We prove some new existence and uniqueness results by using a
variety of fixed point theorems. In Theorem \ref{tb} we prove an
existence and uniqueness result by using Banach's contraction
principle, in Theorem \ref{tk} we prove the existence of a
solution by means of Krasnoselskii's fixed point theorem, while in
Theorem \ref{tls} we prove the existence of a solution via
Leray-Schauder nonlinear alternative.
 The Leray-Schauder degree theory is used in proving the existence result
in Theorem \ref{tlsd}.
In Theorem \ref{tnc} we prove an existence and uniqueness result
by applying a fixed point theorem of Boyd and Wong \cite{BW} for
nonlinear contractions.

 In the second  part of the paper,  we consider a  nonlinear fractional differential inclusion  of an arbitrary order
 with multi-strip boundary conditions:
\begin{equation}\label{e1i}
\begin{gathered}
 ^cD^qx(t) \in F(t,x(t)), \quad  0<t<1,  \; m-1 < q \le m,~ m\ge2,\;
m \in \mathbb{N}, \\
 x(0)=0, \quad x'(0)=0,\quad x''(0)=0, \dots ,x^{(m-2)}(0)=0, \\
  x(1)=\sum_{i=1}^{n-2}\alpha_i
\int^{\eta_i}_{\zeta_i} x(s)ds, \quad 0< \zeta_i < \eta_i <1, \; i=1,
2,\dots, (n-2),
\end{gathered}
\end{equation}
where $^cD^q$ denotes the
Caputo fractional derivative of order $q$,  and $F : [0,1] \times
\mathbb{R} \to {\mathcal{P}}(\mathbb{R})$ is a multivalued map,
${\mathcal{P}}(\mathbb{R})$ is the family of all subsets of
$\mathbb{R}$.

The aim here is to establish  existence results for the problem
\eqref{e1i}, when the right hand side is convex as well as
nonconvex valued.  In the first result (Theorem \ref{tcar}) we
consider the case when the right hand side has convex values, and
prove an existence result via Nonlinear alternative for Kakutani
maps.  In the second  result (Theorem \ref{tbc}), we shall combine
the nonlinear alternative of Leray-Schauder type for single-valued
maps with a selection theorem due to Bressan and Colombo for lower
semicontinuous multivalued maps with nonempty closed and
decomposable values, while in the third result (Theorem
\ref{tcn}), we shall use the fixed point theorem for contraction
multivalued maps due to Covitz and Nadler.

Supplied data:
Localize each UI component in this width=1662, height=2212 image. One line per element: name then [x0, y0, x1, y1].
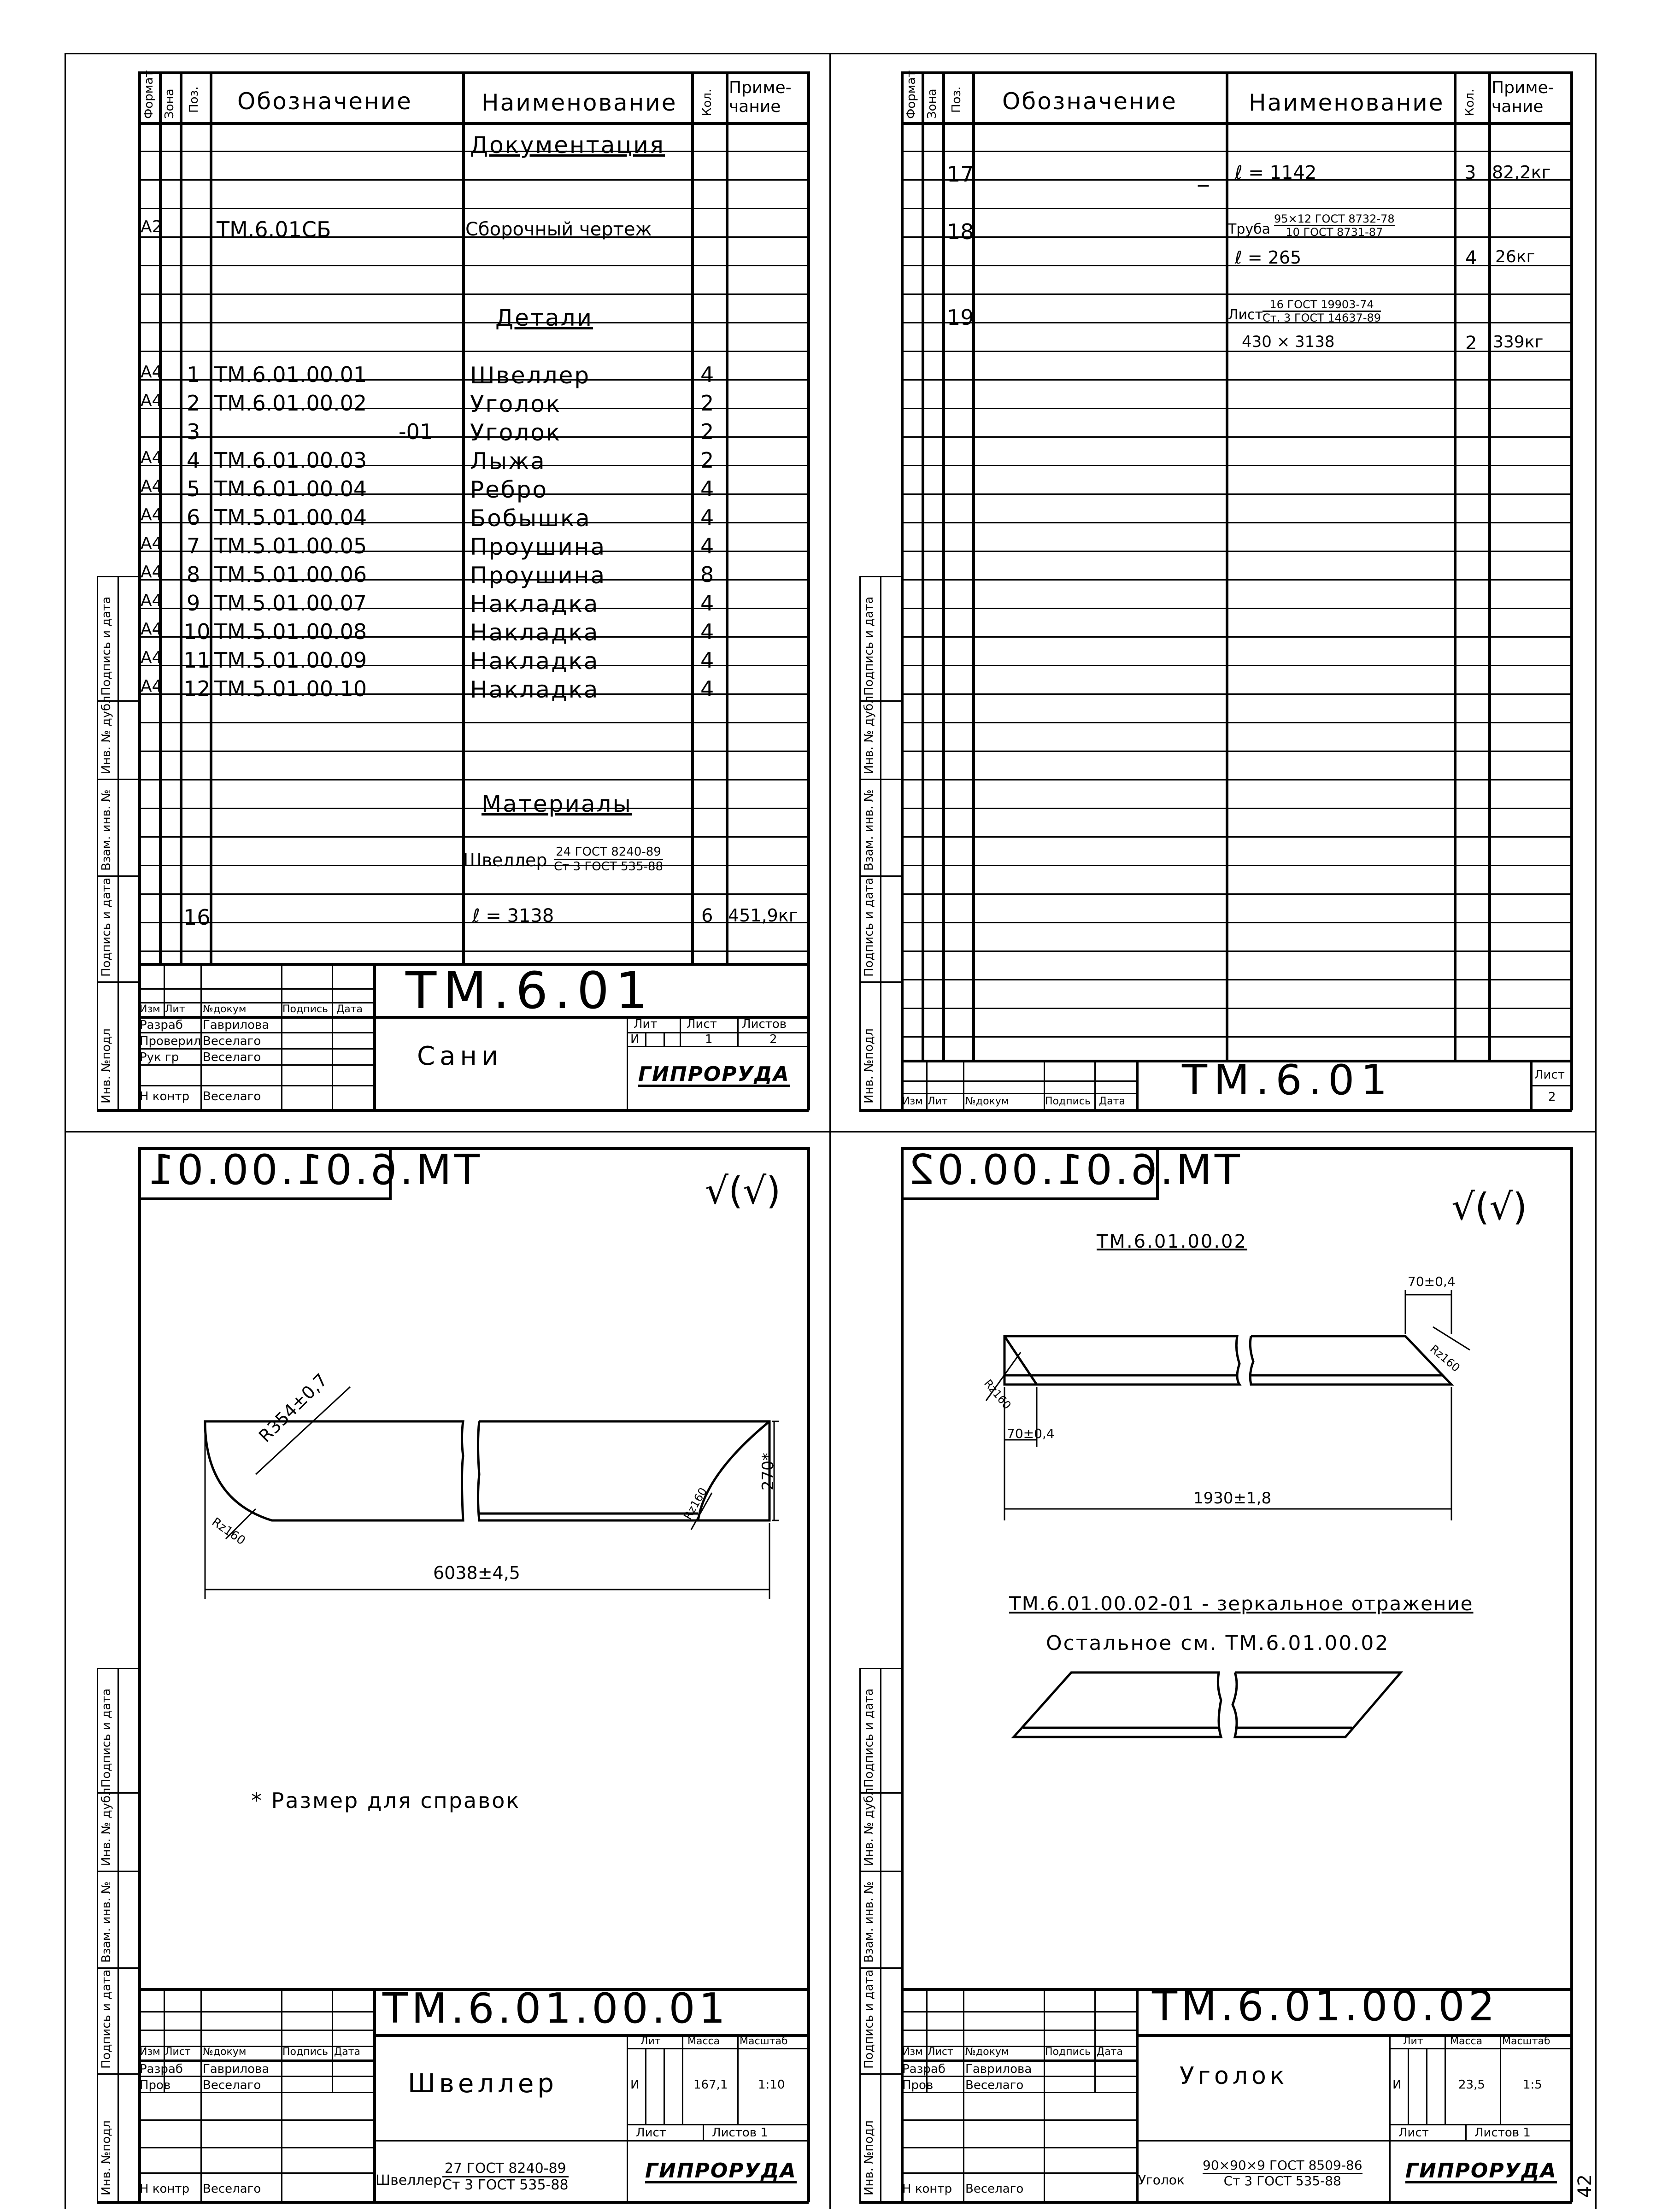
- side-label: Инв. № дубл: [862, 1788, 876, 1866]
- side-strip: [97, 576, 98, 1110]
- part-qty: 4: [700, 591, 714, 616]
- tb-scale: 1:10: [758, 2078, 785, 2092]
- row16-pos: 16: [183, 905, 211, 930]
- tb-role: Н контр: [902, 2182, 952, 2196]
- row18-note: 26кг: [1495, 247, 1535, 266]
- tb-sheets-label: Листов: [742, 1017, 787, 1031]
- tb-col: №докум: [965, 1096, 1009, 1107]
- tb-person: Веселаго: [203, 1050, 261, 1064]
- doc-name: Сборочный чертеж: [465, 219, 652, 240]
- roughness-symbol: √(√): [705, 1169, 781, 1212]
- part-designation: ТМ.5.01.00.05: [214, 534, 367, 558]
- row16-name: ℓ = 3138: [472, 905, 554, 927]
- header-pos: Поз.: [950, 86, 963, 113]
- tb-role: Проверил: [140, 1034, 201, 1048]
- part-qty: 4: [700, 362, 714, 387]
- tb-lit-label: Лит: [634, 1017, 658, 1031]
- reference-note: * Размер для справок: [251, 1788, 521, 1813]
- rz-right: Rz160: [1427, 1342, 1462, 1375]
- side-label: Инв. №подл: [100, 1028, 113, 1103]
- tb-col: №докум: [203, 2046, 247, 2058]
- part-pos: 1: [187, 362, 200, 387]
- material-bottom: Ст 3 ГОСТ 535-88: [442, 2177, 569, 2193]
- header-note: Приме-чание: [729, 78, 792, 117]
- tb-lit: И: [630, 2078, 640, 2092]
- tb-role: Пров: [140, 2078, 171, 2092]
- section-documentation: Документация: [470, 132, 665, 158]
- tb-role: Разраб: [140, 1018, 183, 1032]
- side-label: Взам. инв. №: [862, 789, 876, 871]
- side-label: Подпись и дата: [862, 596, 876, 696]
- tb-role: Разраб: [902, 2062, 946, 2076]
- part-designation: ТМ.5.01.00.06: [214, 562, 367, 587]
- part-name: Накладка: [470, 648, 599, 675]
- part-format: А4: [141, 391, 163, 410]
- part-format: А4: [141, 648, 163, 667]
- side-label: Подпись и дата: [100, 1688, 113, 1788]
- part-qty: 4: [700, 534, 714, 558]
- material-top: 24 ГОСТ 8240-89: [554, 845, 663, 860]
- part-pos: 8: [187, 562, 200, 587]
- part-qty: 4: [700, 476, 714, 501]
- row19-bottom: Ст. 3 ГОСТ 14637-89: [1263, 311, 1381, 325]
- part-format: А4: [141, 448, 163, 467]
- page-middle-divider: [65, 1131, 1597, 1132]
- tb-sheets: 2: [769, 1033, 777, 1046]
- side-label: Инв. № дубл: [100, 696, 113, 774]
- tb-person: Гаврилова: [203, 2062, 270, 2076]
- section-materials: Материалы: [482, 791, 632, 817]
- mirrored-code-text: ТМ.6.01.00.01: [145, 1146, 480, 1194]
- part-name: Уголок: [470, 391, 562, 417]
- material-top: 27 ГОСТ 8240-89: [442, 2161, 569, 2177]
- tb-col: Лит: [165, 1003, 185, 1015]
- rz-left: Rz160: [209, 1515, 248, 1548]
- row18-spec: [1274, 213, 1395, 239]
- row18-length: ℓ = 265: [1235, 247, 1302, 268]
- doc-code: ТМ.6.01: [405, 961, 654, 1020]
- tb-person: Веселаго: [203, 1090, 261, 1103]
- part-pos: 2: [187, 391, 200, 416]
- tb-col: №докум: [965, 2046, 1009, 2058]
- part-pos: 7: [187, 534, 200, 558]
- dim-top: 70±0,4: [1408, 1274, 1456, 1289]
- view-title: ТМ.6.01.00.02: [1097, 1231, 1247, 1252]
- tb-person: Веселаго: [965, 2078, 1024, 2092]
- tb-lit-label: Лит: [640, 2036, 661, 2047]
- tb-col: Лит: [928, 1096, 948, 1107]
- header-format: Формат: [142, 70, 156, 119]
- part-designation: ТМ.6.01.00.03: [214, 448, 367, 473]
- company-logo: ГИПРОРУДА: [1405, 2159, 1557, 2183]
- header-name: Наименование: [482, 89, 677, 116]
- material-bottom: Ст 3 ГОСТ 535-88: [554, 859, 664, 874]
- side-label: Инв. № дубл: [862, 696, 876, 774]
- dim-length: 1930±1,8: [1193, 1489, 1272, 1508]
- part-qty: 4: [700, 676, 714, 701]
- side-label: Взам. инв. №: [862, 1881, 876, 1963]
- tb-col: Дата: [1099, 1096, 1125, 1107]
- material-bottom: Ст 3 ГОСТ 535-88: [1223, 2173, 1341, 2189]
- header-format: Формат: [904, 70, 918, 119]
- row18-bottom: 10 ГОСТ 8731-87: [1286, 226, 1383, 239]
- tb-sheets-label: Листов 1: [1474, 2126, 1531, 2140]
- header-zone: Зона: [925, 88, 939, 119]
- part-format: А4: [141, 363, 163, 381]
- part-pos: 3: [187, 419, 200, 444]
- tb-role: Н контр: [140, 1090, 190, 1103]
- tb-col: Изм: [140, 2046, 160, 2058]
- part-pos: 10: [183, 619, 211, 644]
- part-qty: 4: [700, 619, 714, 644]
- side-strip-2: [117, 576, 119, 1110]
- part-qty: 2: [700, 448, 714, 473]
- part-pos: 12: [183, 676, 211, 701]
- part-name: Проушина: [470, 534, 606, 560]
- header-qty: Кол.: [1463, 88, 1477, 116]
- part-designation: ТМ.5.01.00.08: [214, 619, 367, 644]
- part-qty: 2: [700, 419, 714, 444]
- row18-prefix: Труба: [1228, 221, 1271, 237]
- header-pos: Поз.: [187, 86, 201, 113]
- part-designation: ТМ.6.01.00.01: [214, 362, 367, 387]
- side-label: Подпись и дата: [862, 1688, 876, 1788]
- tb-col: Подпись: [1045, 1096, 1091, 1107]
- part-name: Ребро: [470, 476, 548, 503]
- part-qty: 8: [700, 562, 714, 587]
- part-name: Накладка: [470, 619, 599, 646]
- frame-right: [807, 71, 810, 1110]
- tb-person: Веселаго: [203, 2182, 261, 2196]
- part-format: А4: [141, 505, 163, 524]
- dim-length: 6038±4,5: [433, 1563, 520, 1583]
- part-format: А4: [141, 534, 163, 553]
- material-spec: [554, 845, 663, 873]
- header-name: Наименование: [1249, 89, 1445, 116]
- frame-top: [138, 71, 809, 74]
- row18-qty: 4: [1465, 247, 1477, 269]
- tb-role: Н контр: [140, 2182, 190, 2196]
- part-qty: 2: [700, 391, 714, 416]
- section-parts: Детали: [495, 305, 593, 331]
- tb-col: Лист: [928, 2046, 953, 2058]
- row19-size: 430 × 3138: [1242, 333, 1335, 351]
- row19-spec: [1263, 299, 1381, 324]
- page-number: 42: [1574, 2174, 1596, 2198]
- tb-col: Изм: [902, 1096, 923, 1107]
- header-qty: Кол.: [700, 88, 714, 116]
- tb-scale-label: Масштаб: [1502, 2036, 1550, 2047]
- rz-left: Rz160: [981, 1377, 1014, 1412]
- material-prefix: Швеллер: [376, 2172, 442, 2189]
- tb-lit: И: [630, 1033, 640, 1046]
- side-label: Подпись и дата: [862, 1969, 876, 2069]
- row17-qty: 3: [1464, 162, 1476, 183]
- tb-person: Гаврилова: [203, 1018, 270, 1032]
- tb-col: Дата: [1097, 2046, 1123, 2058]
- tb-col: Изм: [902, 2046, 923, 2058]
- side-label: Подпись и дата: [862, 877, 876, 977]
- part-format: А4: [141, 677, 163, 696]
- tb-col: Подпись: [282, 2046, 328, 2058]
- part-qty: 4: [700, 505, 714, 530]
- tb-col: Дата: [336, 1003, 363, 1015]
- part-pos: 9: [187, 591, 200, 616]
- part-name: Бобышка: [470, 505, 591, 532]
- tb-col: Подпись: [1045, 2046, 1091, 2058]
- part-name: Накладка: [470, 676, 599, 703]
- frame-bottom: [97, 1109, 809, 1112]
- tb-col: Дата: [334, 2046, 360, 2058]
- doc-name: Швеллер: [408, 2069, 558, 2099]
- doc-name: Сани: [417, 1041, 503, 1071]
- side-label: Подпись и дата: [100, 596, 113, 696]
- tb-person: Гаврилова: [965, 2062, 1032, 2076]
- part-format: А4: [141, 563, 163, 581]
- part-format: А4: [141, 477, 163, 496]
- tb-person: Веселаго: [965, 2182, 1024, 2196]
- tb-col: Лист: [165, 2046, 191, 2058]
- side-label: Подпись и дата: [100, 877, 113, 977]
- row18-top: 95×12 ГОСТ 8732-78: [1274, 213, 1395, 226]
- header-designation: Обозначение: [237, 88, 412, 115]
- row19-pos: 19: [947, 305, 974, 330]
- row18-pos: 18: [947, 219, 974, 244]
- tb-scale-label: Масштаб: [740, 2036, 788, 2047]
- tb-mass-label: Масса: [687, 2036, 720, 2047]
- part-qty: 4: [700, 648, 714, 673]
- part-designation: ТМ.5.01.00.04: [214, 505, 367, 530]
- part-pos: 11: [183, 648, 211, 673]
- tb-sheet: 2: [1548, 1090, 1556, 1104]
- material-spec: [442, 2161, 569, 2193]
- part-pos: 4: [187, 448, 200, 473]
- company-logo: ГИПРОРУДА: [645, 2159, 797, 2183]
- part-name: Швеллер: [470, 362, 591, 389]
- tb-col: Изм: [140, 1003, 160, 1015]
- row16-note: 451,9кг: [728, 905, 798, 926]
- tb-person: Веселаго: [203, 2078, 261, 2092]
- side-label: Взам. инв. №: [100, 789, 113, 871]
- doc-designation: ТМ.6.01СБ: [217, 217, 331, 242]
- tb-sheet-label: Лист: [636, 2126, 666, 2140]
- part-designation: ТМ.5.01.00.10: [214, 676, 367, 701]
- side-label: Инв. № дубл: [100, 1788, 113, 1866]
- row19-note: 339кг: [1493, 333, 1544, 352]
- material-prefix: Швеллер: [463, 850, 547, 870]
- part-pos: 6: [187, 505, 200, 530]
- row19-qty: 2: [1465, 333, 1477, 354]
- row17-name: ℓ = 1142: [1235, 162, 1317, 183]
- mirror-note: ТМ.6.01.00.02-01 - зеркальное отражение: [1009, 1592, 1474, 1615]
- part-designation: ТМ.5.01.00.07: [214, 591, 367, 616]
- part-designation: ТМ.6.01.00.04: [214, 476, 367, 501]
- dim-radius: R354±0,7: [254, 1369, 332, 1446]
- row17-pos: 17: [947, 162, 974, 187]
- doc-format: А2: [141, 217, 163, 236]
- row19-prefix: Лист: [1228, 307, 1263, 323]
- side-label: Подпись и дата: [100, 1969, 113, 2069]
- part-pos: 5: [187, 476, 200, 501]
- tb-role: Разраб: [140, 2062, 183, 2076]
- side-label: Инв. №подл: [100, 2120, 113, 2195]
- header-designation: Обозначение: [1002, 88, 1177, 115]
- tb-mass: 167,1: [693, 2078, 728, 2092]
- mirrored-code-text: ТМ.6.01.00.02: [905, 1146, 1240, 1194]
- rz-right: Rz160: [681, 1485, 710, 1522]
- doc-code: ТМ.6.01.00.02: [1152, 1982, 1498, 2030]
- doc-name: Уголок: [1180, 2062, 1288, 2090]
- dim-height: 270*: [759, 1453, 777, 1490]
- tb-person: Веселаго: [203, 1034, 261, 1048]
- header-zone: Зона: [163, 88, 176, 119]
- tb-col: №докум: [203, 1003, 247, 1015]
- tb-mass: 23,5: [1458, 2078, 1485, 2092]
- material-spec: [1203, 2159, 1362, 2189]
- side-label: Инв. №подл: [862, 1028, 876, 1103]
- material-prefix: Уголок: [1138, 2172, 1185, 2188]
- part-designation: -01: [399, 419, 434, 444]
- tb-scale: 1:5: [1523, 2078, 1542, 2092]
- part-name: Накладка: [470, 591, 599, 617]
- row17-note: 82,2кг: [1492, 162, 1551, 182]
- company-logo: ГИПРОРУДА: [638, 1062, 790, 1086]
- mirrored-code: [145, 1146, 480, 1194]
- part-designation: ТМ.5.01.00.09: [214, 648, 367, 673]
- part-name: Проушина: [470, 562, 606, 589]
- doc-code: ТМ.6.01.00.01: [382, 1984, 729, 2033]
- material-top: 90×90×9 ГОСТ 8509-86: [1203, 2159, 1362, 2174]
- side-label: Взам. инв. №: [100, 1881, 113, 1963]
- tb-role: Пров: [902, 2078, 934, 2092]
- row17-designation: _: [1198, 162, 1209, 187]
- roughness-symbol: √(√): [1451, 1185, 1527, 1228]
- part-designation: ТМ.6.01.00.02: [214, 391, 367, 416]
- row19-top: 16 ГОСТ 19903-74: [1263, 299, 1381, 312]
- doc-code: ТМ.6.01: [1182, 1056, 1394, 1104]
- header-note: Приме-чание: [1492, 78, 1554, 117]
- tb-mass-label: Масса: [1450, 2036, 1483, 2047]
- tb-role: Рук гр: [140, 1050, 179, 1064]
- part-format: А4: [141, 591, 163, 610]
- tb-sheets-label: Листов 1: [712, 2126, 768, 2140]
- part-format: А4: [141, 620, 163, 639]
- tb-sheet-label: Лист: [1534, 1068, 1565, 1082]
- part-name: Лыжа: [470, 448, 546, 475]
- tb-col: Подпись: [282, 1003, 328, 1015]
- part-name: Уголок: [470, 419, 562, 446]
- row16-qty: 6: [701, 905, 713, 927]
- tb-sheet-label: Лист: [687, 1017, 717, 1031]
- dim-left: 70±0,4: [1007, 1426, 1055, 1441]
- tb-sheet: 1: [705, 1033, 713, 1046]
- tb-lit: И: [1392, 2078, 1402, 2092]
- mirrored-code: [905, 1146, 1240, 1194]
- rest-note: Остальное см. ТМ.6.01.00.02: [1046, 1631, 1390, 1655]
- tb-sheet-label: Лист: [1398, 2126, 1429, 2140]
- side-label: Инв. №подл: [862, 2120, 876, 2195]
- tb-lit-label: Лит: [1403, 2036, 1423, 2047]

Your tasks:
**a)** Answer these from the fixed-point passage, one per line:
(i) Whose fixed point theorem for nonlinear contractions is applied?
(ii) What does $^cD^q$ denote?
(iii) Which fixed point theorem is used in the third result on the inclusion?
**b)** Does each statement agree with the fixed-point passage? Answer yes or no, and quote the words that decide it.
(i) Leray-Schauder degree theory is used to prove an existence result.
(ii) The Bressan and Colombo selection theorem is for upper semicontinuous multivalued maps.
(iii) The first result on the inclusion deals with a right hand side that has nonconvex values.
**c)** Write out the part of the fixed-point passage that opens with the words containing "The aim here" and closes with "Covitz and Nadler.".

Solutions for each task:
**a)**
(i) Boyd and Wong
(ii) The Caputo fractional derivative of order $q$
(iii) The fixed point theorem for contraction multivalued maps due to Covitz and Nadler

**b)**
(i) Yes: "The Leray-Schauder degree theory is used in proving the existence result"
(ii) No: "a selection theorem due to Bressan and Colombo for lower semicontinuous multivalued maps"
(iii) No: "we consider the case when the right hand side has convex values"

**c)**
The aim here is to establish  existence results for the problem
\eqref{e1i}, when the right hand side is convex as well as
nonconvex valued.  In the first result (Theorem \ref{tcar}) we
consider the case when the right hand side has convex values, and
prove an existence result via Nonlinear alternative for Kakutani
maps.  In the second  result (Theorem \ref{tbc}), we shall combine
the nonlinear alternative of Leray-Schauder type for single-valued
maps with a selection theorem due to Bressan and Colombo for lower
semicontinuous multivalued maps with nonempty closed and
decomposable values, while in the third result (Theorem
\ref{tcn}), we shall use the fixed point theorem for contraction
multivalued maps due to Covitz and Nadler.